[EXERCISE DIRECTIONS]: When a line in the listing below contains the word "sitokrom", return a copy of that line.

- - -

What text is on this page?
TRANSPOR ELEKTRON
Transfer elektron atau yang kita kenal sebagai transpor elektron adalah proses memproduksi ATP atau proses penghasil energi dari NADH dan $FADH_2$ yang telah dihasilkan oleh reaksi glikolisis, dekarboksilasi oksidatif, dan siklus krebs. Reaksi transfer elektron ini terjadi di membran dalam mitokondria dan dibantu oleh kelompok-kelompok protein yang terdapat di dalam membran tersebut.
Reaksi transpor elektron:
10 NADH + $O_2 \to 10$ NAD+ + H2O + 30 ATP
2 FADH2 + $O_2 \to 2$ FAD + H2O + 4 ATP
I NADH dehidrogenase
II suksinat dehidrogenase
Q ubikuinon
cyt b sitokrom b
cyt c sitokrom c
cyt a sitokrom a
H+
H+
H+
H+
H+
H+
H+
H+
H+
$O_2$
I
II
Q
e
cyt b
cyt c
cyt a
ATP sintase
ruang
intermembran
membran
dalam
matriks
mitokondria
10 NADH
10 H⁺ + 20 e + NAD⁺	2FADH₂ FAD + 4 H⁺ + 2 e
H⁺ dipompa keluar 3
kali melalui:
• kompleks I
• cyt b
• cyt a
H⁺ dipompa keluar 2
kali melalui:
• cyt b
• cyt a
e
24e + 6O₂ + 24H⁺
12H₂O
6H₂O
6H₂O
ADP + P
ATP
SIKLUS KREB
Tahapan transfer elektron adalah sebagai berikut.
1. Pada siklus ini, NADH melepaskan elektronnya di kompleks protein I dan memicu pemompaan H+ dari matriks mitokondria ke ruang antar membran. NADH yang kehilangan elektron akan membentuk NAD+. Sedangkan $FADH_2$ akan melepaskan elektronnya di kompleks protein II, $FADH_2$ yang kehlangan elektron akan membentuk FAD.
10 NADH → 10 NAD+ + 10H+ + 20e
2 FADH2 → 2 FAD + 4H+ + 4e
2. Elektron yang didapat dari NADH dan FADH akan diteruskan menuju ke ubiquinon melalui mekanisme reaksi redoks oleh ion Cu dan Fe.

- - -

[TASK ANSWER]:
cyt b sitokrom b
cyt c sitokrom c
cyt a sitokrom a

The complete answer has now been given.